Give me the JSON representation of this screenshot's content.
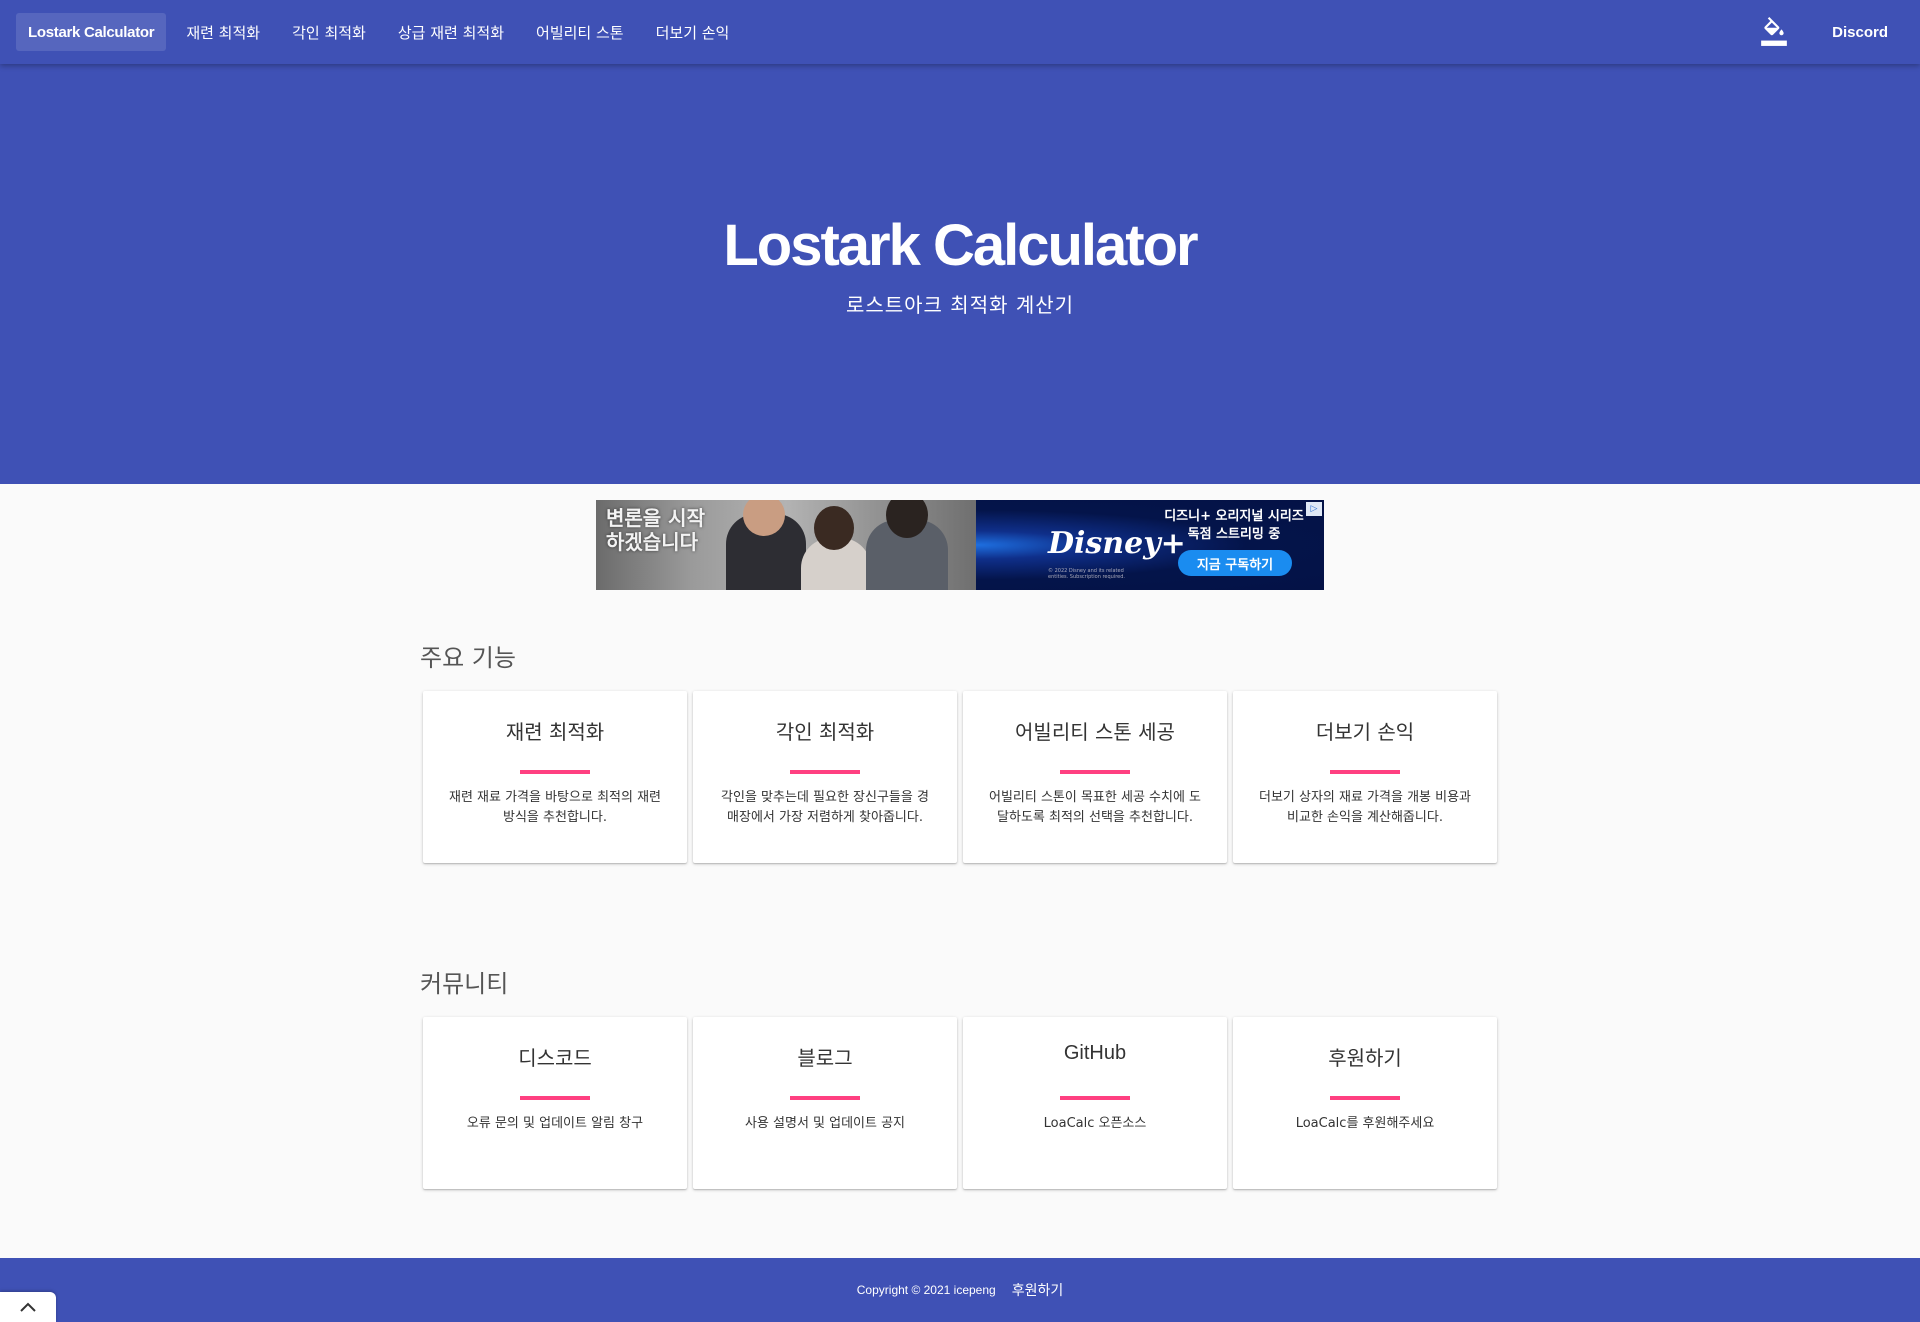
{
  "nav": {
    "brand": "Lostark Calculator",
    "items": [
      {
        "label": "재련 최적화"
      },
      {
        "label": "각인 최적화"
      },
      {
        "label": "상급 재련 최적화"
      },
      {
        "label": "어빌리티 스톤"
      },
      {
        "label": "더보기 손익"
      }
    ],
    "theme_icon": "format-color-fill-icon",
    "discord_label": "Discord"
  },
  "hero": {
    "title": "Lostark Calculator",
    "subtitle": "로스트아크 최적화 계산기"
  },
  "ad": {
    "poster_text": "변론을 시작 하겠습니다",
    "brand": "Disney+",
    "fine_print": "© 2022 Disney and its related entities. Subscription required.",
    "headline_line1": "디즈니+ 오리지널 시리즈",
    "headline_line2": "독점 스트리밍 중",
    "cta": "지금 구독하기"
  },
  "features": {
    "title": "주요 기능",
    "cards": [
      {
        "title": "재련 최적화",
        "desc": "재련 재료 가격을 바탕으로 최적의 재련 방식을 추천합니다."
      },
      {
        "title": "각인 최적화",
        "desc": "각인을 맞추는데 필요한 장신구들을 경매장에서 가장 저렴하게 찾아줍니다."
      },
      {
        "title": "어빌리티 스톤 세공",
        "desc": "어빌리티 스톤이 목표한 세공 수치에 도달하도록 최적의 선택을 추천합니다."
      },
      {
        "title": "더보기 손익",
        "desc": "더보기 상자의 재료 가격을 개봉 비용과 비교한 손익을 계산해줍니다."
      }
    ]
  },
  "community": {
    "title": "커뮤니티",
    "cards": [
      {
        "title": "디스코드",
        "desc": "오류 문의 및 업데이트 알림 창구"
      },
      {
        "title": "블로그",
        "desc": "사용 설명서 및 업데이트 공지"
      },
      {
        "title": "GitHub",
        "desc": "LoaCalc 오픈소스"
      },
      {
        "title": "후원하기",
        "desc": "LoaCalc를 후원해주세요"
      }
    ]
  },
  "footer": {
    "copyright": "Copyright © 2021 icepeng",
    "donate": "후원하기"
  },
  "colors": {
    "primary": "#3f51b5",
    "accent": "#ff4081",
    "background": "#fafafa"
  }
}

-*-*-

§ **Work instructions**:
Gather all lines from the records above in which "Lostark" appears.

§ **Exercise output**:
    "brand": "Lostark Calculator",
    "title": "Lostark Calculator",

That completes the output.